● **Work instructions**
Omit every picture and output the rest of the records exactly as they are.

• • • •

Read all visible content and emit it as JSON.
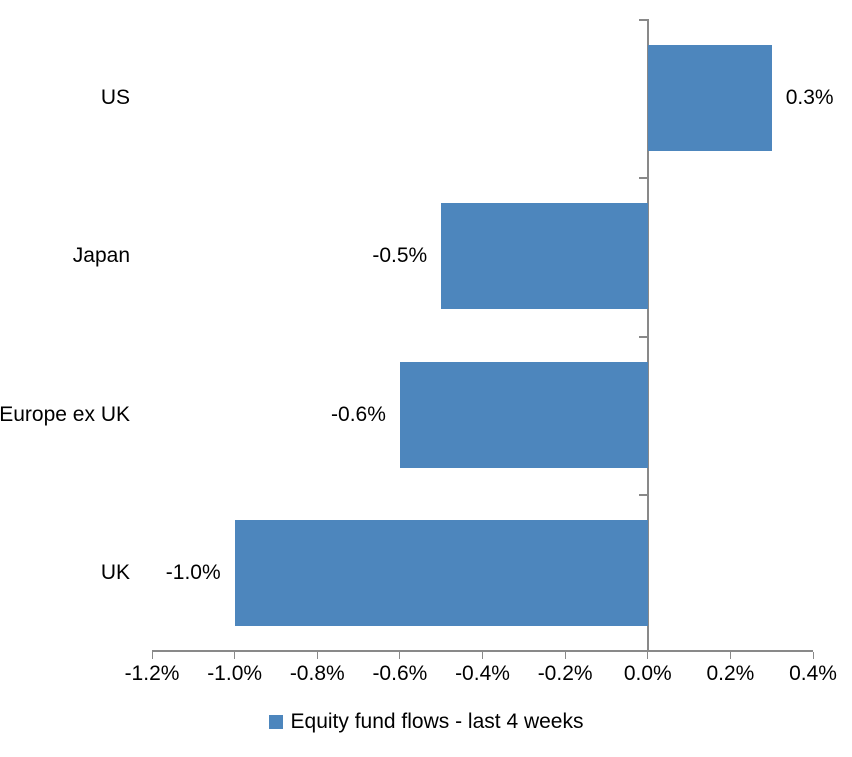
{
  "chart_data": {
    "type": "bar",
    "orientation": "horizontal",
    "title": "",
    "categories": [
      "US",
      "Japan",
      "Europe ex UK",
      "UK"
    ],
    "values": [
      0.3,
      -0.5,
      -0.6,
      -1.0
    ],
    "value_labels": [
      "0.3%",
      "-0.5%",
      "-0.6%",
      "-1.0%"
    ],
    "series_name": "Equity fund flows - last 4 weeks",
    "unit": "%",
    "xlim": [
      -1.2,
      0.4
    ],
    "x_tick_values": [
      -1.2,
      -1.0,
      -0.8,
      -0.6,
      -0.4,
      -0.2,
      0.0,
      0.2,
      0.4
    ],
    "x_tick_labels": [
      "-1.2%",
      "-1.0%",
      "-0.8%",
      "-0.6%",
      "-0.4%",
      "-0.2%",
      "0.0%",
      "0.2%",
      "0.4%"
    ],
    "grid": false,
    "legend_position": "bottom",
    "bar_color": "#4D86BD",
    "axis_color": "#898989",
    "text_color": "#000000",
    "background_color": "#FFFFFF"
  }
}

• • • •

● **Complete response**
Read all visible content and emit it as JSON.
{
  "chart_data": {
    "type": "bar",
    "orientation": "horizontal",
    "title": "",
    "categories": [
      "US",
      "Japan",
      "Europe ex UK",
      "UK"
    ],
    "values": [
      0.3,
      -0.5,
      -0.6,
      -1.0
    ],
    "value_labels": [
      "0.3%",
      "-0.5%",
      "-0.6%",
      "-1.0%"
    ],
    "series_name": "Equity fund flows - last 4 weeks",
    "unit": "%",
    "xlim": [
      -1.2,
      0.4
    ],
    "x_tick_values": [
      -1.2,
      -1.0,
      -0.8,
      -0.6,
      -0.4,
      -0.2,
      0.0,
      0.2,
      0.4
    ],
    "x_tick_labels": [
      "-1.2%",
      "-1.0%",
      "-0.8%",
      "-0.6%",
      "-0.4%",
      "-0.2%",
      "0.0%",
      "0.2%",
      "0.4%"
    ],
    "grid": false,
    "legend_position": "bottom",
    "bar_color": "#4D86BD",
    "axis_color": "#898989",
    "text_color": "#000000",
    "background_color": "#FFFFFF"
  }
}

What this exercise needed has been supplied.